Your task is to repeat the entries word for word while leaving out the pictures.

§

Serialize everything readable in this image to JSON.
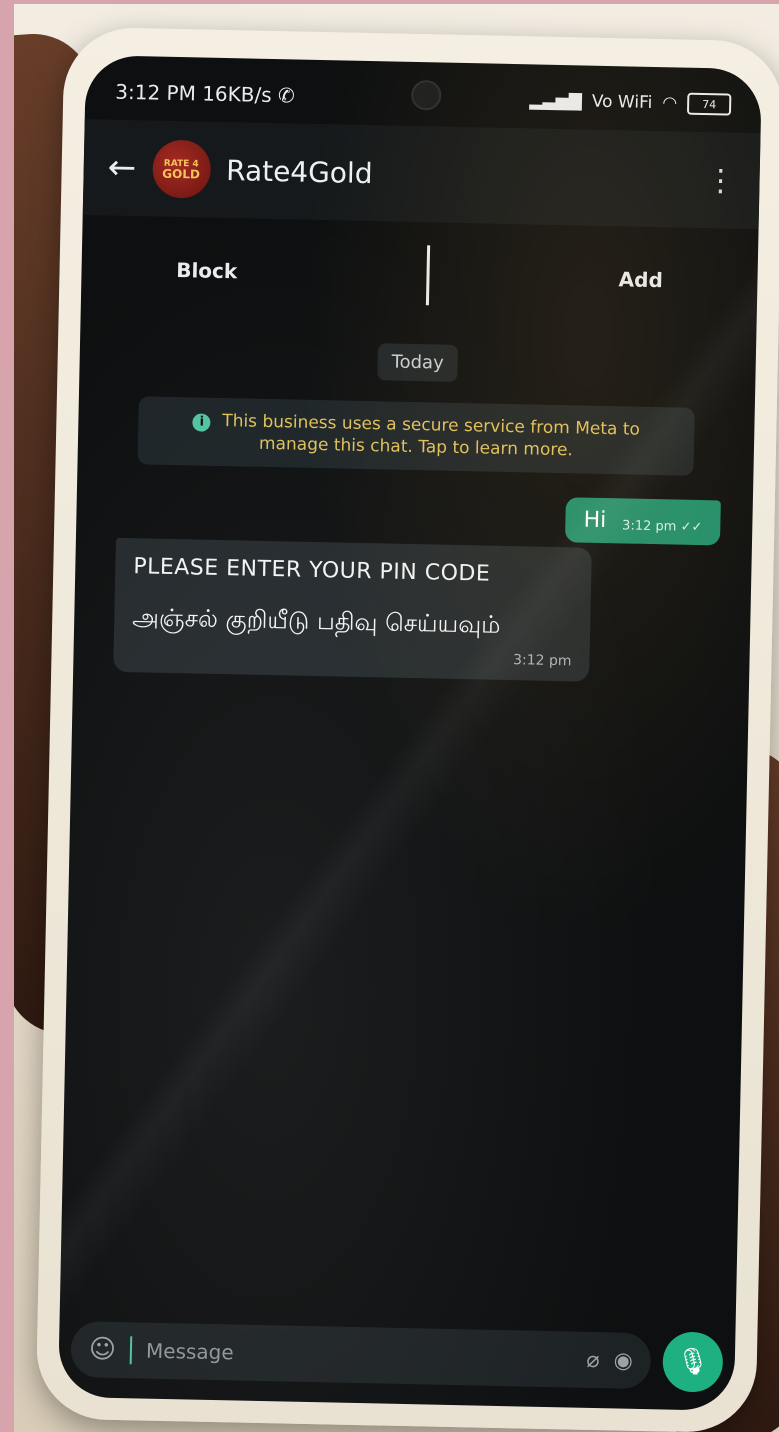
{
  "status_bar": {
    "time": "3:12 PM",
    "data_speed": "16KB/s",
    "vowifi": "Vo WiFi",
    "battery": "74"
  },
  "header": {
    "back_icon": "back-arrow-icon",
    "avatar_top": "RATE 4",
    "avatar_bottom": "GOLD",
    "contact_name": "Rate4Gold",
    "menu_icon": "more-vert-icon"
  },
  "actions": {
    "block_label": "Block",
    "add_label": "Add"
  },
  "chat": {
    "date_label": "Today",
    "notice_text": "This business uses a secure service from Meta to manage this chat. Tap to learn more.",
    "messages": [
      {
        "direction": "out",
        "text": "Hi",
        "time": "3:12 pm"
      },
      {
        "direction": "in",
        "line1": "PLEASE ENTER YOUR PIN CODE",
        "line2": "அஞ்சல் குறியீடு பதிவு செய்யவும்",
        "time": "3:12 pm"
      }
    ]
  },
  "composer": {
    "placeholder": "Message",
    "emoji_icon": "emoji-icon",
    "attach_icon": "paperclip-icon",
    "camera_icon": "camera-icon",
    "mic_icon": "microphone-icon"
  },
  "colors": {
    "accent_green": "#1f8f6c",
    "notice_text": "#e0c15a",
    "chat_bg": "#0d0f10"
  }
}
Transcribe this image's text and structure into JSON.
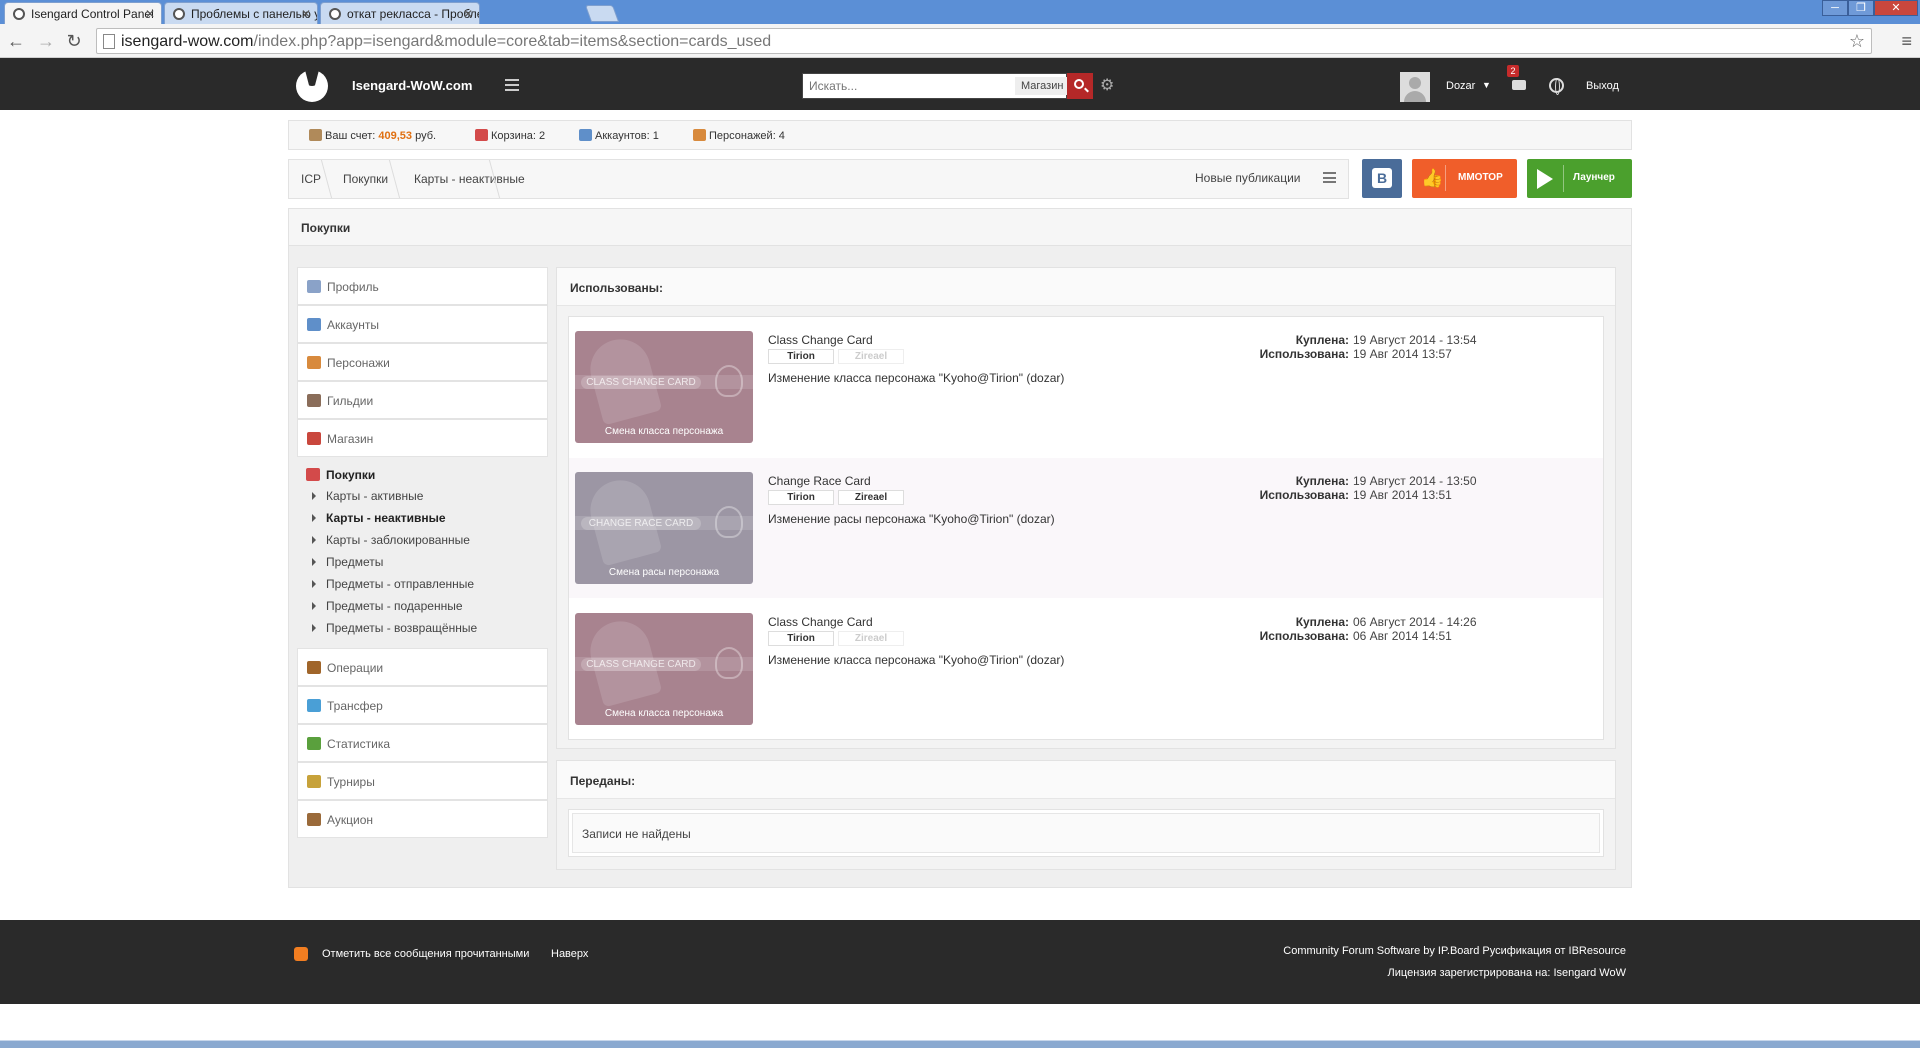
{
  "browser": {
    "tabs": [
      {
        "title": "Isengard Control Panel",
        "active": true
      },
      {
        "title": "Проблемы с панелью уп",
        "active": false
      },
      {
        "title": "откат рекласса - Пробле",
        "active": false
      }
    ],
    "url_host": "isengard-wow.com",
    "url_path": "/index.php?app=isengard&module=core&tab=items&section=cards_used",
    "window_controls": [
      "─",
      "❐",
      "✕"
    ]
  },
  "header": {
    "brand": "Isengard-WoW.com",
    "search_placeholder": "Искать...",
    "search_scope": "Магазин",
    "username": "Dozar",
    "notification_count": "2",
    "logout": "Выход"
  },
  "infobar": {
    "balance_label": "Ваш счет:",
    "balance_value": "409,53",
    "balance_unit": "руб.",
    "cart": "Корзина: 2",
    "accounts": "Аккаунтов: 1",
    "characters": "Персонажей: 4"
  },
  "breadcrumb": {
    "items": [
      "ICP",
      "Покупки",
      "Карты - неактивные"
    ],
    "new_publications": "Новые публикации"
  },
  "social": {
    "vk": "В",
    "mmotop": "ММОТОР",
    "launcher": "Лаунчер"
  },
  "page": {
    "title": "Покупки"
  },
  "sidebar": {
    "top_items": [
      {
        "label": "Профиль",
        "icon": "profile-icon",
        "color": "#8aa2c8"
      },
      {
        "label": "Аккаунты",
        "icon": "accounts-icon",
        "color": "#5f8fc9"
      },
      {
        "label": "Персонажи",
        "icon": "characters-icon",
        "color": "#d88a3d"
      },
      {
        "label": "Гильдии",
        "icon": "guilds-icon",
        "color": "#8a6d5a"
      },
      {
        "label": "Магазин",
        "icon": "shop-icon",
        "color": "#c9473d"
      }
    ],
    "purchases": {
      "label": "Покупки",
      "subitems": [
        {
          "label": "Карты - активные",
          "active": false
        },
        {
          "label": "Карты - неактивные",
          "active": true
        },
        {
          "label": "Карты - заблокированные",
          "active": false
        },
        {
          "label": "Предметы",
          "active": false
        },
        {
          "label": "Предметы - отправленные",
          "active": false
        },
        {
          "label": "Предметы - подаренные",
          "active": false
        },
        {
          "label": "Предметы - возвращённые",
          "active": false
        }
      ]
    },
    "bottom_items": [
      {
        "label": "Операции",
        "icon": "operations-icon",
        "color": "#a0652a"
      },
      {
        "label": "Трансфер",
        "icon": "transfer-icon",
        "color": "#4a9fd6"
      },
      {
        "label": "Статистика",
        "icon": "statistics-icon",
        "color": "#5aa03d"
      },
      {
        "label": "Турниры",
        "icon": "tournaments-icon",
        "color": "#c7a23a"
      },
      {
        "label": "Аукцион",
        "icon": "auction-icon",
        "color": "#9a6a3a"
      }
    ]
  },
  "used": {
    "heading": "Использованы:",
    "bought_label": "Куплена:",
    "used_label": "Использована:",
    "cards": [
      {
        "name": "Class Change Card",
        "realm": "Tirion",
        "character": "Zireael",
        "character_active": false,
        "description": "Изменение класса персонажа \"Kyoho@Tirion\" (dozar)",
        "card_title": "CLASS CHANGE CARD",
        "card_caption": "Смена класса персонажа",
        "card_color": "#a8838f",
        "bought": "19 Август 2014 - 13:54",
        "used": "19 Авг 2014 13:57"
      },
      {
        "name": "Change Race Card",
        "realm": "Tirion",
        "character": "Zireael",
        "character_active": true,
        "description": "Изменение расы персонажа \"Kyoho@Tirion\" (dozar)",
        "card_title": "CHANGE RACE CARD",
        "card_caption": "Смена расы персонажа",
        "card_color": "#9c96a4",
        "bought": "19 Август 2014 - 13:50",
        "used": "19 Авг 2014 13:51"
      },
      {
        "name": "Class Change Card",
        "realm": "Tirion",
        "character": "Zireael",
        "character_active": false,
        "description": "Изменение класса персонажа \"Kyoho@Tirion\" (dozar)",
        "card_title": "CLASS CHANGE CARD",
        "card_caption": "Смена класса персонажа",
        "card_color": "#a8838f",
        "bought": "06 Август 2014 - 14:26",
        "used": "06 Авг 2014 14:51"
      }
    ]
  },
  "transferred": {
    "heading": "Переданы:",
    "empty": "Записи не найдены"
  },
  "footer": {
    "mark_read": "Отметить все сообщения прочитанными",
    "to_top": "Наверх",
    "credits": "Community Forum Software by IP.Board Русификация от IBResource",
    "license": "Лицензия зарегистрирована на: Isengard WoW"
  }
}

§

> **Full output**
Serialize everything readable in this image to JSON.
{
  "status_bar": {
    "time": "3:12 PM",
    "data_speed": "16KB/s",
    "vowifi": "Vo WiFi",
    "battery": "74"
  },
  "header": {
    "back_icon": "back-arrow-icon",
    "avatar_top": "RATE 4",
    "avatar_bottom": "GOLD",
    "contact_name": "Rate4Gold",
    "menu_icon": "more-vert-icon"
  },
  "actions": {
    "block_label": "Block",
    "add_label": "Add"
  },
  "chat": {
    "date_label": "Today",
    "notice_text": "This business uses a secure service from Meta to manage this chat. Tap to learn more.",
    "messages": [
      {
        "direction": "out",
        "text": "Hi",
        "time": "3:12 pm"
      },
      {
        "direction": "in",
        "line1": "PLEASE ENTER YOUR PIN CODE",
        "line2": "அஞ்சல் குறியீடு பதிவு செய்யவும்",
        "time": "3:12 pm"
      }
    ]
  },
  "composer": {
    "placeholder": "Message",
    "emoji_icon": "emoji-icon",
    "attach_icon": "paperclip-icon",
    "camera_icon": "camera-icon",
    "mic_icon": "microphone-icon"
  },
  "colors": {
    "accent_green": "#1f8f6c",
    "notice_text": "#e0c15a",
    "chat_bg": "#0d0f10"
  }
}
Transcribe this image's text and structure into JSON.
{
  "browser": {
    "tabs": [
      {
        "title": "Isengard Control Panel",
        "active": true
      },
      {
        "title": "Проблемы с панелью уп",
        "active": false
      },
      {
        "title": "откат рекласса - Пробле",
        "active": false
      }
    ],
    "url_host": "isengard-wow.com",
    "url_path": "/index.php?app=isengard&module=core&tab=items&section=cards_used",
    "window_controls": [
      "─",
      "❐",
      "✕"
    ]
  },
  "header": {
    "brand": "Isengard-WoW.com",
    "search_placeholder": "Искать...",
    "search_scope": "Магазин",
    "username": "Dozar",
    "notification_count": "2",
    "logout": "Выход"
  },
  "infobar": {
    "balance_label": "Ваш счет:",
    "balance_value": "409,53",
    "balance_unit": "руб.",
    "cart": "Корзина: 2",
    "accounts": "Аккаунтов: 1",
    "characters": "Персонажей: 4"
  },
  "breadcrumb": {
    "items": [
      "ICP",
      "Покупки",
      "Карты - неактивные"
    ],
    "new_publications": "Новые публикации"
  },
  "social": {
    "vk": "В",
    "mmotop": "ММОТОР",
    "launcher": "Лаунчер"
  },
  "page": {
    "title": "Покупки"
  },
  "sidebar": {
    "top_items": [
      {
        "label": "Профиль",
        "icon": "profile-icon",
        "color": "#8aa2c8"
      },
      {
        "label": "Аккаунты",
        "icon": "accounts-icon",
        "color": "#5f8fc9"
      },
      {
        "label": "Персонажи",
        "icon": "characters-icon",
        "color": "#d88a3d"
      },
      {
        "label": "Гильдии",
        "icon": "guilds-icon",
        "color": "#8a6d5a"
      },
      {
        "label": "Магазин",
        "icon": "shop-icon",
        "color": "#c9473d"
      }
    ],
    "purchases": {
      "label": "Покупки",
      "subitems": [
        {
          "label": "Карты - активные",
          "active": false
        },
        {
          "label": "Карты - неактивные",
          "active": true
        },
        {
          "label": "Карты - заблокированные",
          "active": false
        },
        {
          "label": "Предметы",
          "active": false
        },
        {
          "label": "Предметы - отправленные",
          "active": false
        },
        {
          "label": "Предметы - подаренные",
          "active": false
        },
        {
          "label": "Предметы - возвращённые",
          "active": false
        }
      ]
    },
    "bottom_items": [
      {
        "label": "Операции",
        "icon": "operations-icon",
        "color": "#a0652a"
      },
      {
        "label": "Трансфер",
        "icon": "transfer-icon",
        "color": "#4a9fd6"
      },
      {
        "label": "Статистика",
        "icon": "statistics-icon",
        "color": "#5aa03d"
      },
      {
        "label": "Турниры",
        "icon": "tournaments-icon",
        "color": "#c7a23a"
      },
      {
        "label": "Аукцион",
        "icon": "auction-icon",
        "color": "#9a6a3a"
      }
    ]
  },
  "used": {
    "heading": "Использованы:",
    "bought_label": "Куплена:",
    "used_label": "Использована:",
    "cards": [
      {
        "name": "Class Change Card",
        "realm": "Tirion",
        "character": "Zireael",
        "character_active": false,
        "description": "Изменение класса персонажа \"Kyoho@Tirion\" (dozar)",
        "card_title": "CLASS CHANGE CARD",
        "card_caption": "Смена класса персонажа",
        "card_color": "#a8838f",
        "bought": "19 Август 2014 - 13:54",
        "used": "19 Авг 2014 13:57"
      },
      {
        "name": "Change Race Card",
        "realm": "Tirion",
        "character": "Zireael",
        "character_active": true,
        "description": "Изменение расы персонажа \"Kyoho@Tirion\" (dozar)",
        "card_title": "CHANGE RACE CARD",
        "card_caption": "Смена расы персонажа",
        "card_color": "#9c96a4",
        "bought": "19 Август 2014 - 13:50",
        "used": "19 Авг 2014 13:51"
      },
      {
        "name": "Class Change Card",
        "realm": "Tirion",
        "character": "Zireael",
        "character_active": false,
        "description": "Изменение класса персонажа \"Kyoho@Tirion\" (dozar)",
        "card_title": "CLASS CHANGE CARD",
        "card_caption": "Смена класса персонажа",
        "card_color": "#a8838f",
        "bought": "06 Август 2014 - 14:26",
        "used": "06 Авг 2014 14:51"
      }
    ]
  },
  "transferred": {
    "heading": "Переданы:",
    "empty": "Записи не найдены"
  },
  "footer": {
    "mark_read": "Отметить все сообщения прочитанными",
    "to_top": "Наверх",
    "credits": "Community Forum Software by IP.Board Русификация от IBResource",
    "license": "Лицензия зарегистрирована на: Isengard WoW"
  }
}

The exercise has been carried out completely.